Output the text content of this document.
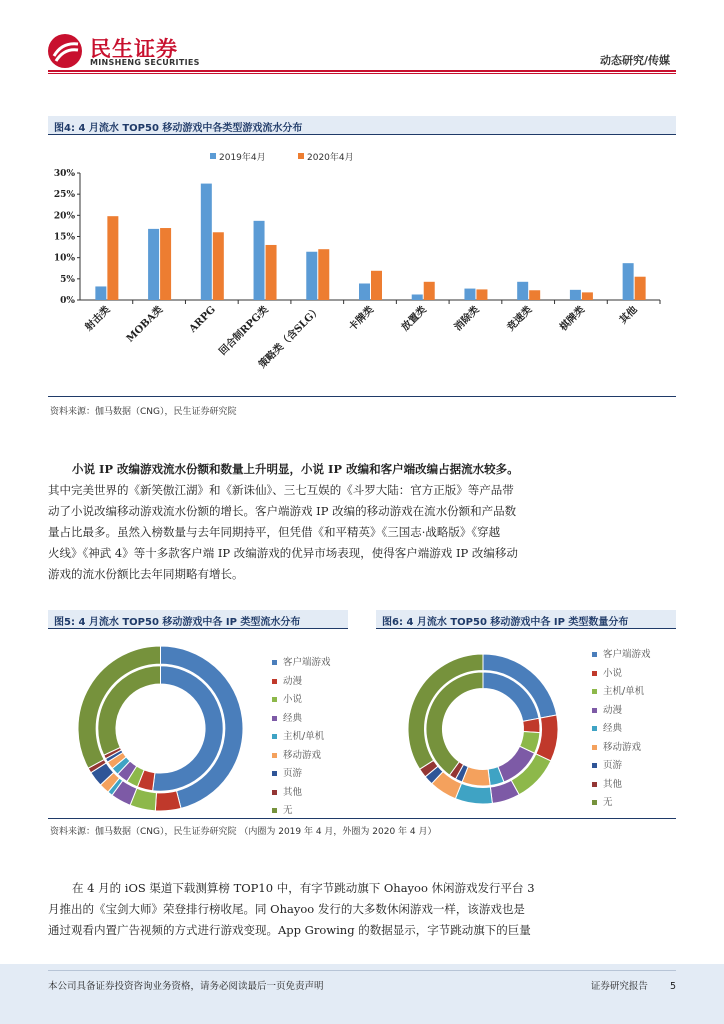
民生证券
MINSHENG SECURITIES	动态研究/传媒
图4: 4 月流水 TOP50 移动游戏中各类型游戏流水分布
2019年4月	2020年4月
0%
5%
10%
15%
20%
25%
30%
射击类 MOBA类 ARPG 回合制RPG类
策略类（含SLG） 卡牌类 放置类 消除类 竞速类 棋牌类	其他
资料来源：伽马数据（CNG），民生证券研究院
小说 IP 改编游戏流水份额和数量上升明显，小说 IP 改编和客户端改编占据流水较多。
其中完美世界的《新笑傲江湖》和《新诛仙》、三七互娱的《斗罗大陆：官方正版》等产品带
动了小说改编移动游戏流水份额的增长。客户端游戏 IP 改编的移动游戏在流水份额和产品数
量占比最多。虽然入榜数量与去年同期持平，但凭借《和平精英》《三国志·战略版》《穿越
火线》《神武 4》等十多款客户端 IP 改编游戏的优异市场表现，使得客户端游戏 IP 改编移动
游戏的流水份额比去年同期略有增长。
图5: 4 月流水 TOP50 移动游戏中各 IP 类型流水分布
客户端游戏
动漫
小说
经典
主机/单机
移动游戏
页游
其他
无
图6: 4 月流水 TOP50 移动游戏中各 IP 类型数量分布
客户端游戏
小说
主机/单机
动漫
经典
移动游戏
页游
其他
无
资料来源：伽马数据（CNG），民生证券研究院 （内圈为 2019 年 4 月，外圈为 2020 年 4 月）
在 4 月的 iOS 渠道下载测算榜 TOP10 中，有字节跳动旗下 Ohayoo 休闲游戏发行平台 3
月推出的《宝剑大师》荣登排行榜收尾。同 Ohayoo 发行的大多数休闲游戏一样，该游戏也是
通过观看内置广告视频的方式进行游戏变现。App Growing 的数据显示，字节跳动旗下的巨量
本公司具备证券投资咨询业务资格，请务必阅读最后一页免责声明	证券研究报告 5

========

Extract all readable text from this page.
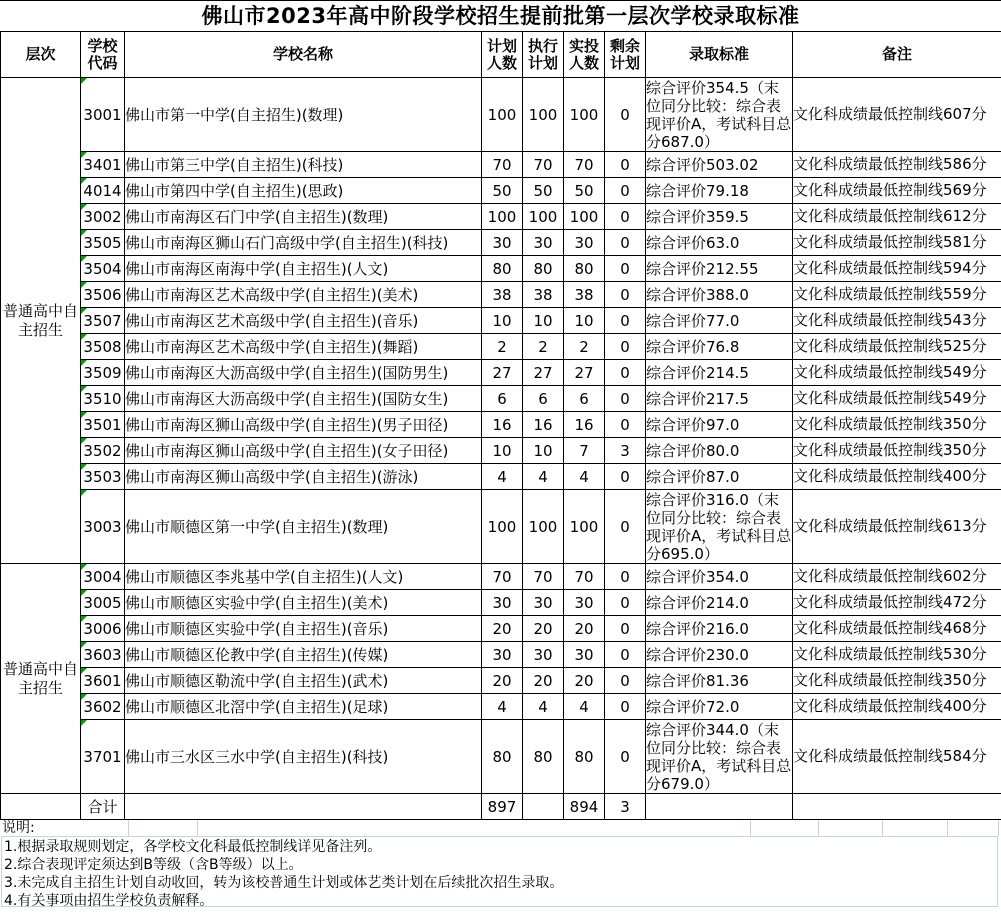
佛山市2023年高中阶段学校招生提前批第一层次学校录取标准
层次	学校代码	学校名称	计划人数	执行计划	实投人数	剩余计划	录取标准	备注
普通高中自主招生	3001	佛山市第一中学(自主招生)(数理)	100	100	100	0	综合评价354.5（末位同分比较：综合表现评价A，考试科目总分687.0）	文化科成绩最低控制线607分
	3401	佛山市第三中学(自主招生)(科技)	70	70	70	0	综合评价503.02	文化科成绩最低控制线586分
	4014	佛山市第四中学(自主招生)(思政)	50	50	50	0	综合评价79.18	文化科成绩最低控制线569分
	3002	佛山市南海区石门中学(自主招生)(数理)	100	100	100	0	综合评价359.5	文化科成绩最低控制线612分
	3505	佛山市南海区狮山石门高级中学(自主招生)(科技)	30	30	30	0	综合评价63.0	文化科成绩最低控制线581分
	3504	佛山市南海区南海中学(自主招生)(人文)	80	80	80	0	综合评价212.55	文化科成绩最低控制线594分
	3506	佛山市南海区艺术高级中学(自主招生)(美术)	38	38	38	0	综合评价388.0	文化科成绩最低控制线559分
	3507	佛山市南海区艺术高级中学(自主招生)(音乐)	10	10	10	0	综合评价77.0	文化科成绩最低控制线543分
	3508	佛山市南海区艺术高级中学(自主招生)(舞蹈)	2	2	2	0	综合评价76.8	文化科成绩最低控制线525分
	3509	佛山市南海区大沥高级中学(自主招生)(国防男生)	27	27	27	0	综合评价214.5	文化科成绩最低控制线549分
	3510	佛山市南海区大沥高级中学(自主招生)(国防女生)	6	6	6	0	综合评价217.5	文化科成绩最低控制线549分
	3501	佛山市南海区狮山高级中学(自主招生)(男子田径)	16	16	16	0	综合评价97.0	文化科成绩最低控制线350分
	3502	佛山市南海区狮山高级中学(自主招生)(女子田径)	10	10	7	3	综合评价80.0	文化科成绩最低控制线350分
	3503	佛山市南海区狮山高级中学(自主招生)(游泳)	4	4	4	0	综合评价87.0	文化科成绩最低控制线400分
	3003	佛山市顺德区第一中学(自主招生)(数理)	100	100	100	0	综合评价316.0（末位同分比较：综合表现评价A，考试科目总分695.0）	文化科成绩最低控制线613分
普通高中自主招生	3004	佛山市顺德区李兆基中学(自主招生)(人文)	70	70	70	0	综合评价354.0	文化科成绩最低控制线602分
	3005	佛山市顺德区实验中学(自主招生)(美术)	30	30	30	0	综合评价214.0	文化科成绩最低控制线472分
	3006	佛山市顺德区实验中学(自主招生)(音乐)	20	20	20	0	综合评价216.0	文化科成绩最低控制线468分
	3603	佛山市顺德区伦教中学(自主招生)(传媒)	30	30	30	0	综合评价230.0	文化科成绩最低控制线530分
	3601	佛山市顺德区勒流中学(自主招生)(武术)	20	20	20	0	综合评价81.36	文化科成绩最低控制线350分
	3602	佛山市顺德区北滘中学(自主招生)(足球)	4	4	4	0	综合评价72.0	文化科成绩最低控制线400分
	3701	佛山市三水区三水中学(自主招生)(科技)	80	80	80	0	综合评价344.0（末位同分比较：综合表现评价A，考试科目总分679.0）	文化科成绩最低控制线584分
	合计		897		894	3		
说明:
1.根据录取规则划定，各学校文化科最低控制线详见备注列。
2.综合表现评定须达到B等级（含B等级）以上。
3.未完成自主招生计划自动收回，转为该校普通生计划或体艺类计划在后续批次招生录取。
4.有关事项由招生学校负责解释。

========

To be done
Lines of the listing that contain the word "this" are to be counted; report only their number.

Task answer
2